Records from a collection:
+ + + + + + +

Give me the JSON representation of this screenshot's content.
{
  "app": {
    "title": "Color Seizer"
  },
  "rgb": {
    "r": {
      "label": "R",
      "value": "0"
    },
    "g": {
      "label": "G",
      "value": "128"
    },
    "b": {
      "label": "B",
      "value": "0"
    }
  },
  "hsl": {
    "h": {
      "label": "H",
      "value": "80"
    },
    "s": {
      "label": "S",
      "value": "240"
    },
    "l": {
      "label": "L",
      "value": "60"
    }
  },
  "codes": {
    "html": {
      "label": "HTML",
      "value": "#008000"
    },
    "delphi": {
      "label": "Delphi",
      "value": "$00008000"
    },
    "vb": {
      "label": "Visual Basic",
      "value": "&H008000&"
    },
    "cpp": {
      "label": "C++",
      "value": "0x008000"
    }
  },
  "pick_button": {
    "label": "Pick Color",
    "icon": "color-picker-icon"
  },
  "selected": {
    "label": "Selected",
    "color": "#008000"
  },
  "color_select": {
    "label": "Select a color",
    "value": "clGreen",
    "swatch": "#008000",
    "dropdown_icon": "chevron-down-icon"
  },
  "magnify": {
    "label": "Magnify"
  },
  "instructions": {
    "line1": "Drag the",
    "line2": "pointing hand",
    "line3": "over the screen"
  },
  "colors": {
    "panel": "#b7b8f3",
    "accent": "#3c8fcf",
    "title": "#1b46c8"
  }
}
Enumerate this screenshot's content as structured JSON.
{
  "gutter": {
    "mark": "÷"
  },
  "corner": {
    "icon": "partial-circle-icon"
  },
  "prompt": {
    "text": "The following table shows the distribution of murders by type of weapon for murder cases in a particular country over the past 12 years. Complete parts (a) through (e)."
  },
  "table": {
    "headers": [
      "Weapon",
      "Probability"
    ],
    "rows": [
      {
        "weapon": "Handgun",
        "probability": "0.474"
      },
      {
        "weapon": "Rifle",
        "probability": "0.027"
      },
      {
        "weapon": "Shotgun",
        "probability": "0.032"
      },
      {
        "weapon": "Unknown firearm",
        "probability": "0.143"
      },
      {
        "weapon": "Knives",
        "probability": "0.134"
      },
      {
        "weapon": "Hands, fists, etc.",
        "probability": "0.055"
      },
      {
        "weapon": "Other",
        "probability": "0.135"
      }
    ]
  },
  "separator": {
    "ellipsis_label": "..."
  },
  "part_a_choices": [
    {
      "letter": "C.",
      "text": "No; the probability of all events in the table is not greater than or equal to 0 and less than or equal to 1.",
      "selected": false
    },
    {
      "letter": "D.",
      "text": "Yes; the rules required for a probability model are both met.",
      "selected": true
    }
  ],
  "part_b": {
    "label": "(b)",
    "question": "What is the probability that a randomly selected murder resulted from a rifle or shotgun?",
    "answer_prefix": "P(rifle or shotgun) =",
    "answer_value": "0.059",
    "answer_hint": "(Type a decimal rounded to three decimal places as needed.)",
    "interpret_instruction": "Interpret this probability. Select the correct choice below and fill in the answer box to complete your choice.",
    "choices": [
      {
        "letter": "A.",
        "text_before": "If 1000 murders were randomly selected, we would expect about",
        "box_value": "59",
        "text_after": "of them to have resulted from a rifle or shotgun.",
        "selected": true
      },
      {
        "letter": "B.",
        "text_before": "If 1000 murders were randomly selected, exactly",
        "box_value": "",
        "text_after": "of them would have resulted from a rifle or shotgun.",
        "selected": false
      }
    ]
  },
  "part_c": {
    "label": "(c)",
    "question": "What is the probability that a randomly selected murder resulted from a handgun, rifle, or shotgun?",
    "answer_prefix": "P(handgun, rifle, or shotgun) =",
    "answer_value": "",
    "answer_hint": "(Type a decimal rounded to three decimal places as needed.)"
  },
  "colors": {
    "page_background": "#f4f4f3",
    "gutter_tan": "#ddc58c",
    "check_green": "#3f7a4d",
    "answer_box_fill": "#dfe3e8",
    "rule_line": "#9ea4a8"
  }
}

+ + + + + + +

Return all lines of the material above in which the word "table" occurs.

__Written reply__
    "text": "The following table shows the distribution of murders by type of weapon for murder cases in a particular country over the past 12 years. Complete parts (a) through (e)."
  "table": {
      "text": "No; the probability of all events in the table is not greater than or equal to 0 and less than or equal to 1.",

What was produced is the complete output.